### Dataset extract:

*-*-*

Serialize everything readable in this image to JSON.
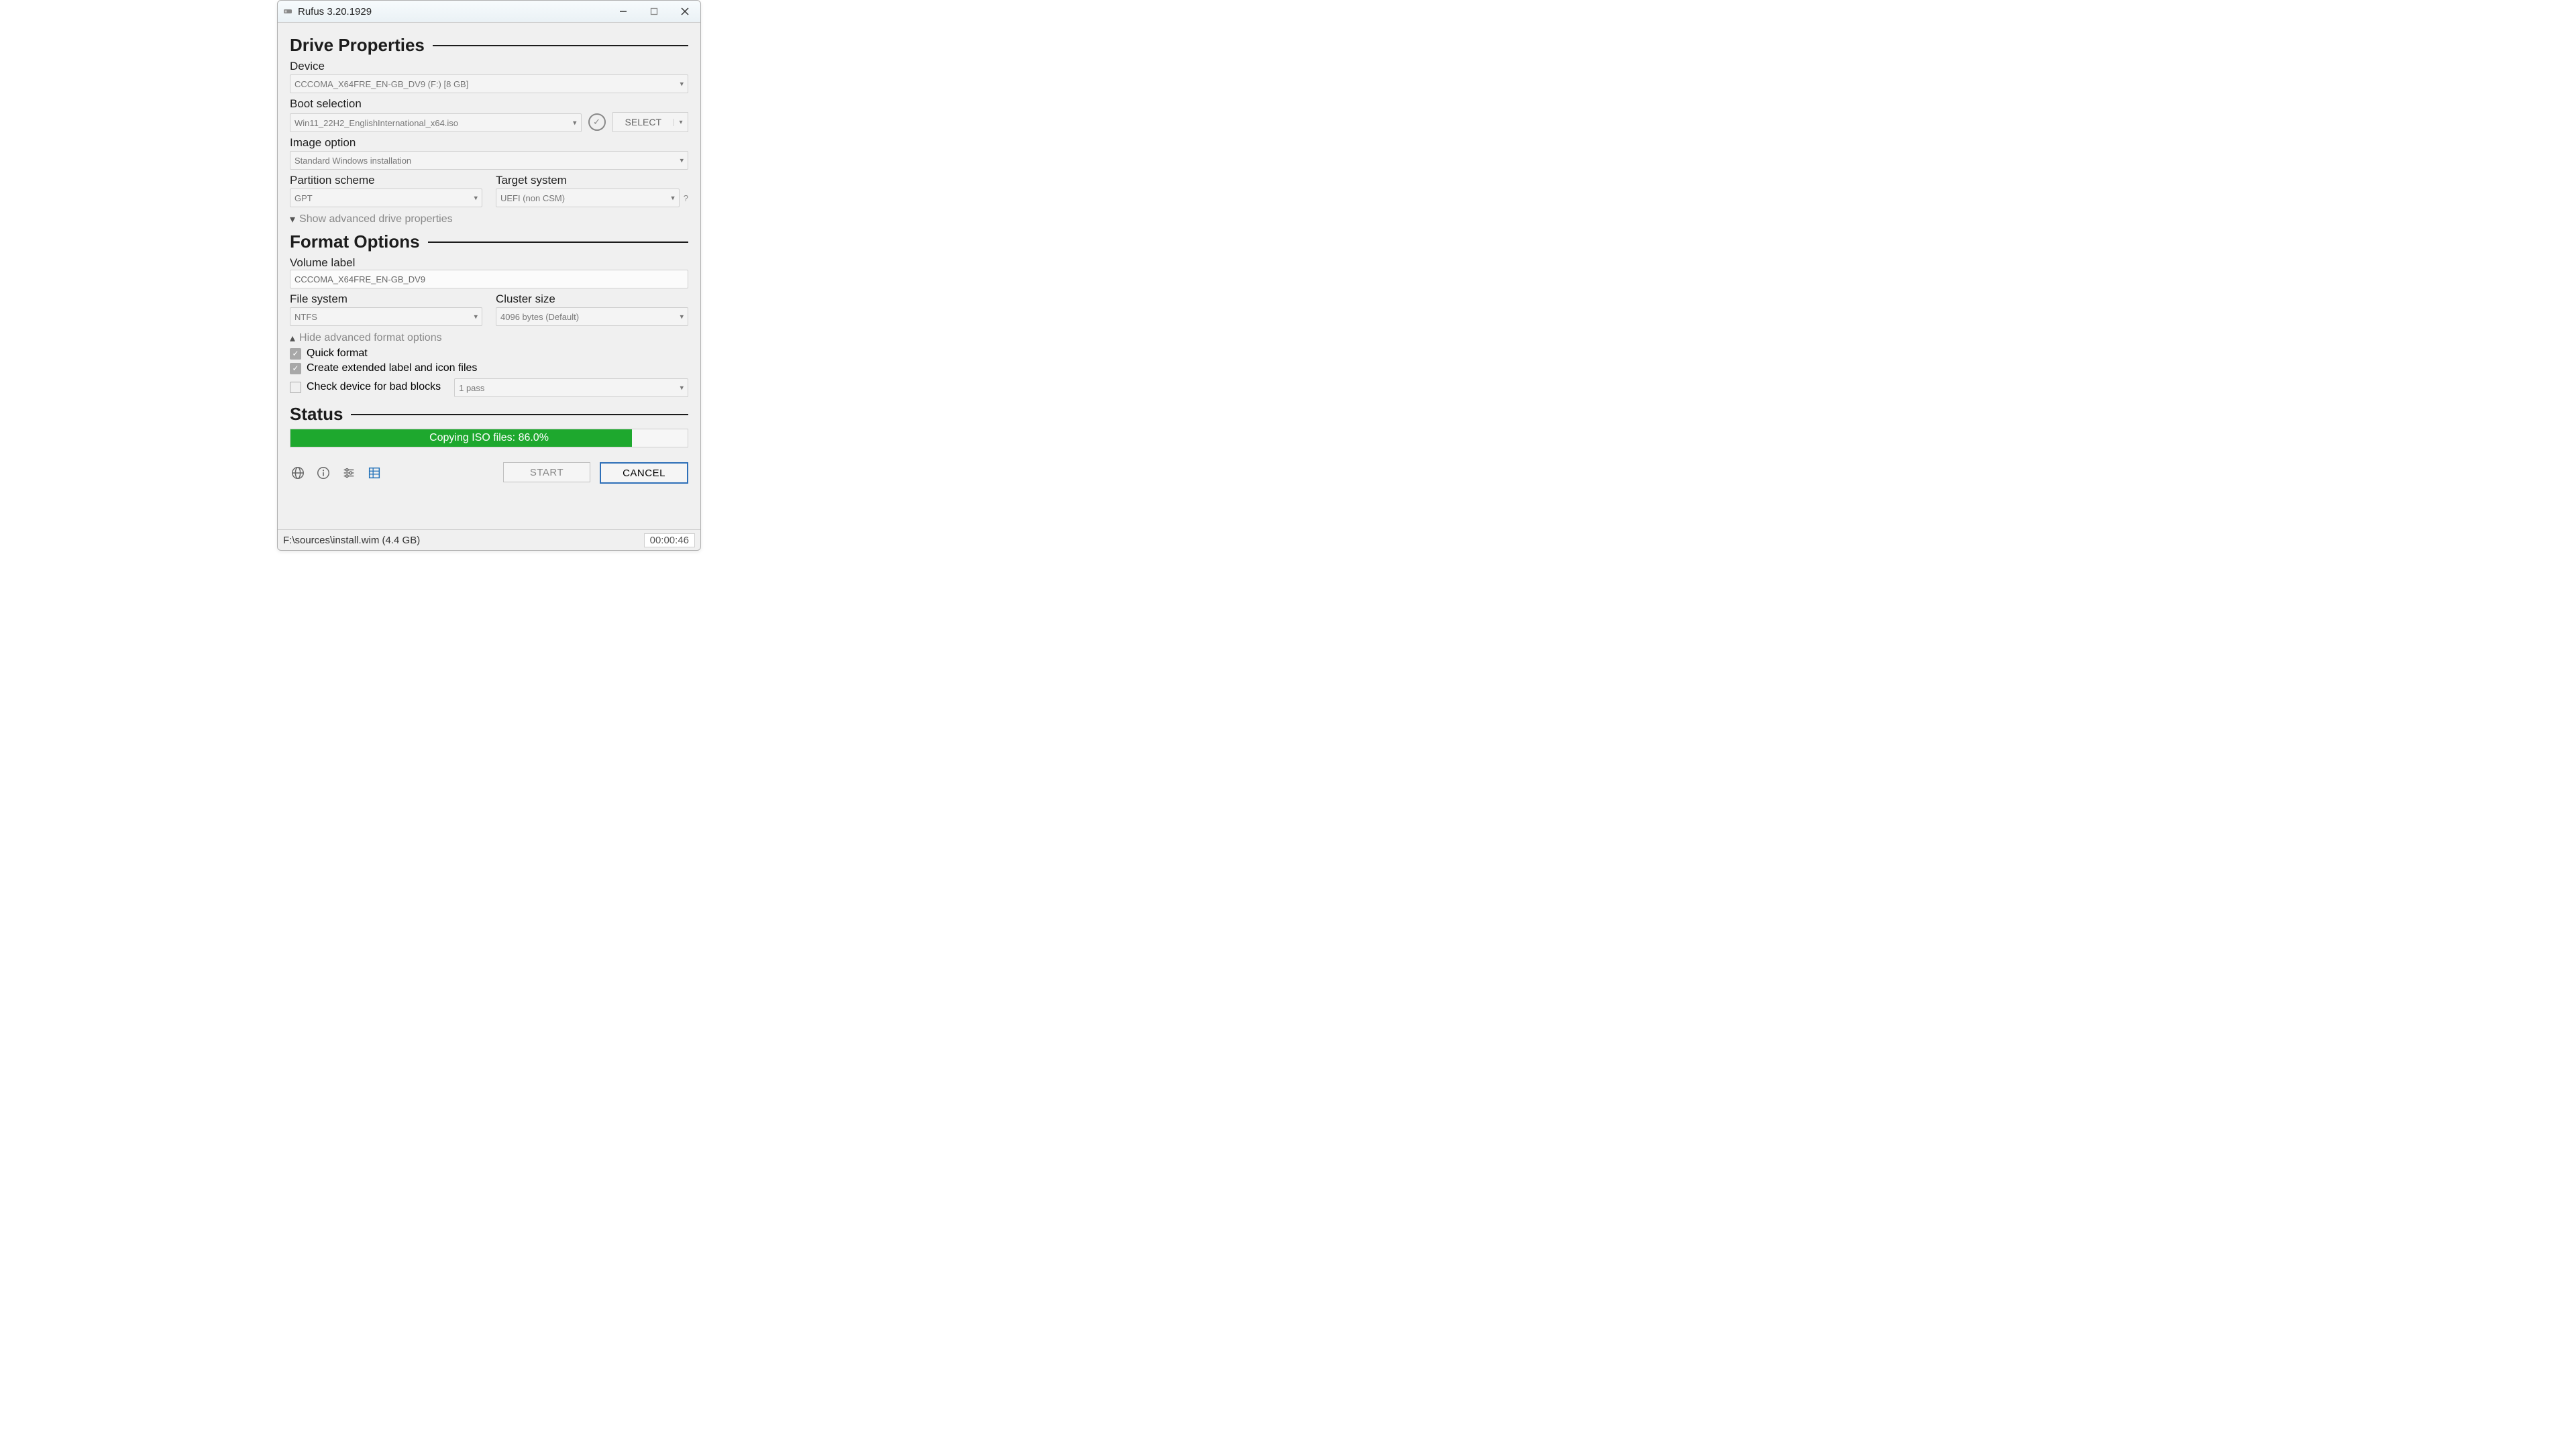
{
  "window": {
    "title": "Rufus 3.20.1929"
  },
  "sections": {
    "drive": "Drive Properties",
    "format": "Format Options",
    "status": "Status"
  },
  "labels": {
    "device": "Device",
    "boot_selection": "Boot selection",
    "image_option": "Image option",
    "partition_scheme": "Partition scheme",
    "target_system": "Target system",
    "show_advanced_drive": "Show advanced drive properties",
    "volume_label": "Volume label",
    "file_system": "File system",
    "cluster_size": "Cluster size",
    "hide_advanced_format": "Hide advanced format options",
    "quick_format": "Quick format",
    "extended_label": "Create extended label and icon files",
    "bad_blocks": "Check device for bad blocks",
    "help_q": "?"
  },
  "values": {
    "device": "CCCOMA_X64FRE_EN-GB_DV9 (F:) [8 GB]",
    "boot_selection": "Win11_22H2_EnglishInternational_x64.iso",
    "image_option": "Standard Windows installation",
    "partition_scheme": "GPT",
    "target_system": "UEFI (non CSM)",
    "volume_label": "CCCOMA_X64FRE_EN-GB_DV9",
    "file_system": "NTFS",
    "cluster_size": "4096 bytes (Default)",
    "bad_blocks_passes": "1 pass"
  },
  "buttons": {
    "select": "SELECT",
    "start": "START",
    "cancel": "CANCEL"
  },
  "progress": {
    "text": "Copying ISO files: 86.0%",
    "percent": 86.0
  },
  "statusbar": {
    "file": "F:\\sources\\install.wim (4.4 GB)",
    "elapsed": "00:00:46"
  },
  "checks": {
    "quick_format": true,
    "extended_label": true,
    "bad_blocks": false
  }
}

*-*-*

### The request:
Each line of the material must be retyped exactly, except that images are omitted.

### Correct output:
Serialize everything readable in this image to JSON.
{
  "window": {
    "title": "Rufus 3.20.1929"
  },
  "sections": {
    "drive": "Drive Properties",
    "format": "Format Options",
    "status": "Status"
  },
  "labels": {
    "device": "Device",
    "boot_selection": "Boot selection",
    "image_option": "Image option",
    "partition_scheme": "Partition scheme",
    "target_system": "Target system",
    "show_advanced_drive": "Show advanced drive properties",
    "volume_label": "Volume label",
    "file_system": "File system",
    "cluster_size": "Cluster size",
    "hide_advanced_format": "Hide advanced format options",
    "quick_format": "Quick format",
    "extended_label": "Create extended label and icon files",
    "bad_blocks": "Check device for bad blocks",
    "help_q": "?"
  },
  "values": {
    "device": "CCCOMA_X64FRE_EN-GB_DV9 (F:) [8 GB]",
    "boot_selection": "Win11_22H2_EnglishInternational_x64.iso",
    "image_option": "Standard Windows installation",
    "partition_scheme": "GPT",
    "target_system": "UEFI (non CSM)",
    "volume_label": "CCCOMA_X64FRE_EN-GB_DV9",
    "file_system": "NTFS",
    "cluster_size": "4096 bytes (Default)",
    "bad_blocks_passes": "1 pass"
  },
  "buttons": {
    "select": "SELECT",
    "start": "START",
    "cancel": "CANCEL"
  },
  "progress": {
    "text": "Copying ISO files: 86.0%",
    "percent": 86.0
  },
  "statusbar": {
    "file": "F:\\sources\\install.wim (4.4 GB)",
    "elapsed": "00:00:46"
  },
  "checks": {
    "quick_format": true,
    "extended_label": true,
    "bad_blocks": false
  }
}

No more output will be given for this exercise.